(Dataset rows about figures)
Start of Block
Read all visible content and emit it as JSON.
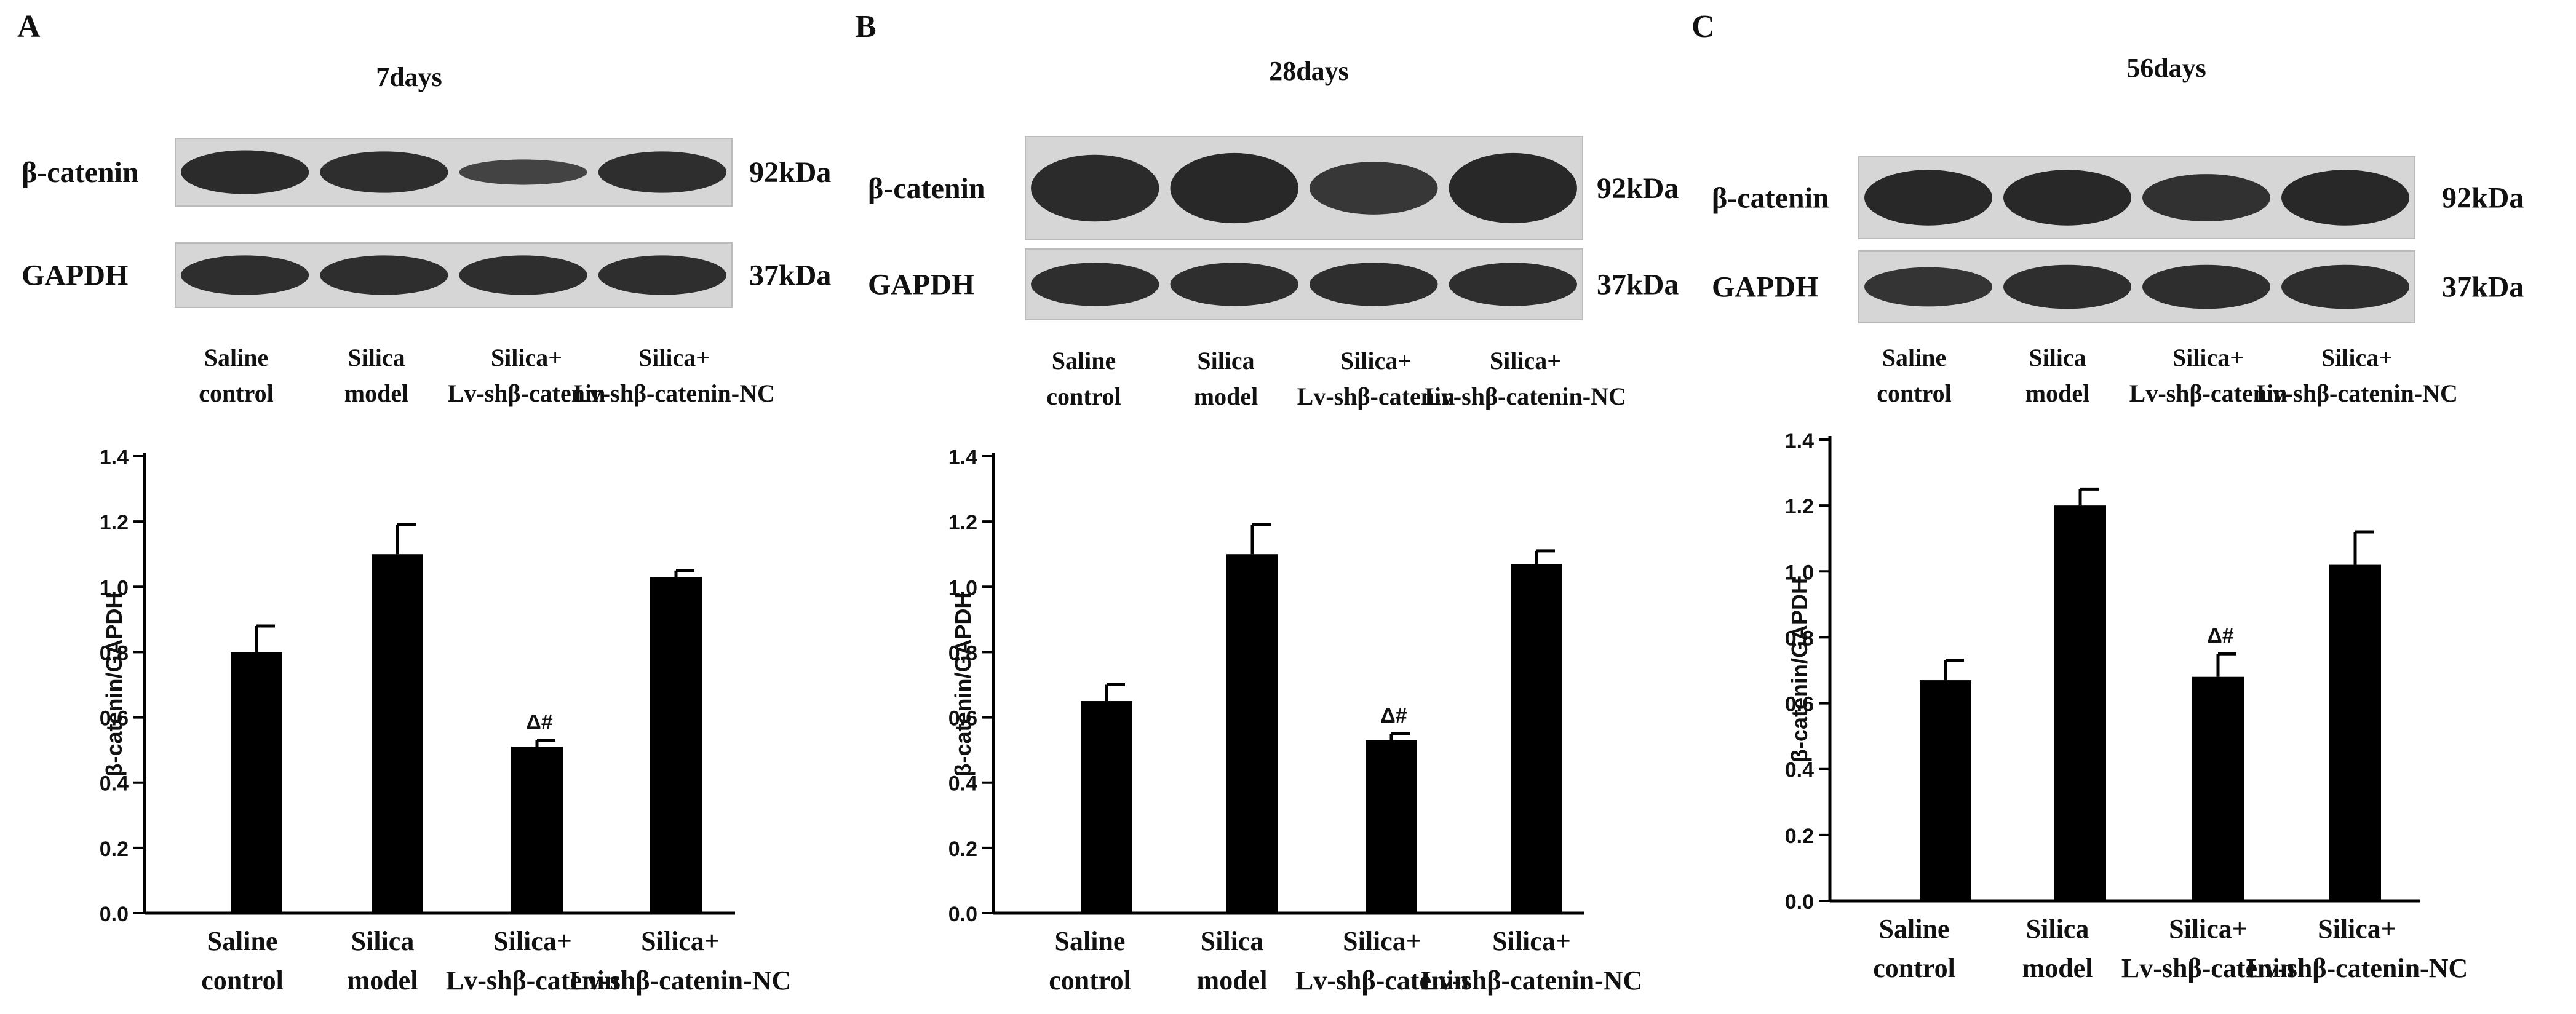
{
  "panels": [
    {
      "letter": "A",
      "title": "7days",
      "blot_rows": [
        {
          "protein": "β-catenin",
          "size": "92kDa"
        },
        {
          "protein": "GAPDH",
          "size": "37kDa"
        }
      ],
      "lane_labels": [
        [
          "Saline",
          "control"
        ],
        [
          "Silica",
          "model"
        ],
        [
          "Silica+",
          "Lv-shβ-catenin"
        ],
        [
          "Silica+",
          "Lv-shβ-catenin-NC"
        ]
      ]
    },
    {
      "letter": "B",
      "title": "28days",
      "blot_rows": [
        {
          "protein": "β-catenin",
          "size": "92kDa"
        },
        {
          "protein": "GAPDH",
          "size": "37kDa"
        }
      ],
      "lane_labels": [
        [
          "Saline",
          "control"
        ],
        [
          "Silica",
          "model"
        ],
        [
          "Silica+",
          "Lv-shβ-catenin"
        ],
        [
          "Silica+",
          "Lv-shβ-catenin-NC"
        ]
      ]
    },
    {
      "letter": "C",
      "title": "56days",
      "blot_rows": [
        {
          "protein": "β-catenin",
          "size": "92kDa"
        },
        {
          "protein": "GAPDH",
          "size": "37kDa"
        }
      ],
      "lane_labels": [
        [
          "Saline",
          "control"
        ],
        [
          "Silica",
          "model"
        ],
        [
          "Silica+",
          "Lv-shβ-catenin"
        ],
        [
          "Silica+",
          "Lv-shβ-catenin-NC"
        ]
      ]
    }
  ],
  "chart_data": [
    {
      "type": "bar",
      "panel": "A",
      "categories": [
        [
          "Saline",
          "control"
        ],
        [
          "Silica",
          "model"
        ],
        [
          "Silica+",
          "Lv-shβ-catenin"
        ],
        [
          "Silica+",
          "Lv-shβ-catenin-NC"
        ]
      ],
      "values": [
        0.8,
        1.1,
        0.51,
        1.03
      ],
      "errors": [
        0.08,
        0.09,
        0.02,
        0.02
      ],
      "annotations": [
        "",
        "",
        "Δ#",
        ""
      ],
      "ylabel": "β-catenin/GAPDH",
      "xlabel": "",
      "ylim": [
        0,
        1.4
      ],
      "yticks": [
        "0.0",
        "0.2",
        "0.4",
        "0.6",
        "0.8",
        "1.0",
        "1.2",
        "1.4"
      ],
      "bar_color": "#000000",
      "grid": false
    },
    {
      "type": "bar",
      "panel": "B",
      "categories": [
        [
          "Saline",
          "control"
        ],
        [
          "Silica",
          "model"
        ],
        [
          "Silica+",
          "Lv-shβ-catenin"
        ],
        [
          "Silica+",
          "Lv-shβ-catenin-NC"
        ]
      ],
      "values": [
        0.65,
        1.1,
        0.53,
        1.07
      ],
      "errors": [
        0.05,
        0.09,
        0.02,
        0.04
      ],
      "annotations": [
        "",
        "",
        "Δ#",
        ""
      ],
      "ylabel": "β-catenin/GAPDH",
      "xlabel": "",
      "ylim": [
        0,
        1.4
      ],
      "yticks": [
        "0.0",
        "0.2",
        "0.4",
        "0.6",
        "0.8",
        "1.0",
        "1.2",
        "1.4"
      ],
      "bar_color": "#000000",
      "grid": false
    },
    {
      "type": "bar",
      "panel": "C",
      "categories": [
        [
          "Saline",
          "control"
        ],
        [
          "Silica",
          "model"
        ],
        [
          "Silica+",
          "Lv-shβ-catenin"
        ],
        [
          "Silica+",
          "Lv-shβ-catenin-NC"
        ]
      ],
      "values": [
        0.67,
        1.2,
        0.68,
        1.02
      ],
      "errors": [
        0.06,
        0.05,
        0.07,
        0.1
      ],
      "annotations": [
        "",
        "",
        "Δ#",
        ""
      ],
      "ylabel": "β-catenin/GAPDH",
      "xlabel": "",
      "ylim": [
        0,
        1.4
      ],
      "yticks": [
        "0.0",
        "0.2",
        "0.4",
        "0.6",
        "0.8",
        "1.0",
        "1.2",
        "1.4"
      ],
      "bar_color": "#000000",
      "grid": false
    }
  ]
}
End of Block
**Work order**
Lines in the data above may contain the word "title"; count them and give only the number.

**Exercise response**
3